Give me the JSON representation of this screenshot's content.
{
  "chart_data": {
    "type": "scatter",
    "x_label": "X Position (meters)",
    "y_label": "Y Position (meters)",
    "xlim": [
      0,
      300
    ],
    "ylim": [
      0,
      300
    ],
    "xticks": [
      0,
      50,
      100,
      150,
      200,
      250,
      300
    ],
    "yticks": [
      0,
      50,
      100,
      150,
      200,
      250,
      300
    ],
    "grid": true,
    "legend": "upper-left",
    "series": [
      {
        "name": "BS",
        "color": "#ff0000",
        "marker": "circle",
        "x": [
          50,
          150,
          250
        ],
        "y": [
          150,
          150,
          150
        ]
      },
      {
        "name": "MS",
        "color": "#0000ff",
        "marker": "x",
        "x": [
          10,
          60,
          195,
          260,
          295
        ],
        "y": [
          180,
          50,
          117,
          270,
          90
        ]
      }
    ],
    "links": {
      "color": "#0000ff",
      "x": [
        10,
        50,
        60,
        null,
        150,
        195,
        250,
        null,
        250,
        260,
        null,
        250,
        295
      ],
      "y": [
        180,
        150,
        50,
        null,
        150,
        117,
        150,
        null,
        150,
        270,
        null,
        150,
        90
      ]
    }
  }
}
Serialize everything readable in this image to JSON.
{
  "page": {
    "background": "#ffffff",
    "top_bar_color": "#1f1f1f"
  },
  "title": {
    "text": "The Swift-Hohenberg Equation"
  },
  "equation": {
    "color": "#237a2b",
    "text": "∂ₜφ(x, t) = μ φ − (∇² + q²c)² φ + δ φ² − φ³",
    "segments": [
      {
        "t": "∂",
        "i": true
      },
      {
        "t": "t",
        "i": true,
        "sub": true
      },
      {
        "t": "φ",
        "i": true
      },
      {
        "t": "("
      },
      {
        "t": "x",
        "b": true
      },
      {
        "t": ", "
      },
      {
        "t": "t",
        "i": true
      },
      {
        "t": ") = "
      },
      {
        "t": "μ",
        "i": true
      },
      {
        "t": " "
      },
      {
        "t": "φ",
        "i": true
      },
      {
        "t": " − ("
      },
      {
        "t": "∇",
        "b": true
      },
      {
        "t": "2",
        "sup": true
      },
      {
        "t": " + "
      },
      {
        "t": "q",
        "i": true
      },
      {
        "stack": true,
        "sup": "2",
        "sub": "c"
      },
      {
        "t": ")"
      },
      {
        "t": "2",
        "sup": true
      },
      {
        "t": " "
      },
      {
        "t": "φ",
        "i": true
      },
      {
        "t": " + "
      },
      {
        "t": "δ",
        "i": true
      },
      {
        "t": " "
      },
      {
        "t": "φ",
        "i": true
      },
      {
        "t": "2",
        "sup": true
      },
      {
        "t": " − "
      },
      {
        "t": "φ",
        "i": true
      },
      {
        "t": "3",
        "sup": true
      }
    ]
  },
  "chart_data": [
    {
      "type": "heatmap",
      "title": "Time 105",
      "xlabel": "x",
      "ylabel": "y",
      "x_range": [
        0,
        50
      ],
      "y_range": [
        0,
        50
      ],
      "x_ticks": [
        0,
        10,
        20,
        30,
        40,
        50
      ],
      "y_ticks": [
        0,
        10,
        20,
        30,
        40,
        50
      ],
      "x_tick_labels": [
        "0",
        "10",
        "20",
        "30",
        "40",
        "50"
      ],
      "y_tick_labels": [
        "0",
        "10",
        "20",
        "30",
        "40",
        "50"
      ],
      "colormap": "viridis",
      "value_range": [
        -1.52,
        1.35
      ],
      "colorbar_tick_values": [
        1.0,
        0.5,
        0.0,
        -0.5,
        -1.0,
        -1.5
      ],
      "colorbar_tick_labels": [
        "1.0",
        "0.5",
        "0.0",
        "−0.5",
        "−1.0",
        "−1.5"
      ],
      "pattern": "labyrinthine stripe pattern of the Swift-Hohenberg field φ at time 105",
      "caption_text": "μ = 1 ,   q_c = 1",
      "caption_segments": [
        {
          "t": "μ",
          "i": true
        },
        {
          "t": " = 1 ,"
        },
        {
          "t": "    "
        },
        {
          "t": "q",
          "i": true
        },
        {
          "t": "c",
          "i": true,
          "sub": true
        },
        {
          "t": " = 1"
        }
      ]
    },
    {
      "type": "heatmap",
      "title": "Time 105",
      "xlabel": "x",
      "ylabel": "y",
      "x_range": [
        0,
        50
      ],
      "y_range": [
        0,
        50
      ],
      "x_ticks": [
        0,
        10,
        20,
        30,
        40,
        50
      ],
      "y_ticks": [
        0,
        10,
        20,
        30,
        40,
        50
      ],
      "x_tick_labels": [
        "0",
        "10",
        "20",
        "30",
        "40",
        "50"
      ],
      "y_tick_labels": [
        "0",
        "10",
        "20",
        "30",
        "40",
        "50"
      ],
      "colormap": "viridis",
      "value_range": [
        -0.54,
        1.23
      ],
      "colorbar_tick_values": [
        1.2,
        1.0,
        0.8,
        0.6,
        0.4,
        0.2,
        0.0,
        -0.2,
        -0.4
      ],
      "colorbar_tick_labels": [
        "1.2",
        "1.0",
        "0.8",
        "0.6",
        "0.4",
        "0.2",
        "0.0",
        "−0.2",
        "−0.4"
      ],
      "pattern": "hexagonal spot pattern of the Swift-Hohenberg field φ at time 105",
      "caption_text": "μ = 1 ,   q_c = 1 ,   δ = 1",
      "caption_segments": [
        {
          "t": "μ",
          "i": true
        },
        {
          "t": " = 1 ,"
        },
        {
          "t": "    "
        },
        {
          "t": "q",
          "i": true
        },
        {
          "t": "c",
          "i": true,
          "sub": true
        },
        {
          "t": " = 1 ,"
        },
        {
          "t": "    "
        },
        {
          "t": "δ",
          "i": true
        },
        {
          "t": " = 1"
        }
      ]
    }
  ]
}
+ + + + + + +
**TASK GOAL:**
Check each line of the records for the word "this" and extract those that contain it.

**FINAL RESULT:**
Give me the JSON representation of this screenshot's content.
Serialize everything readable in this image to JSON.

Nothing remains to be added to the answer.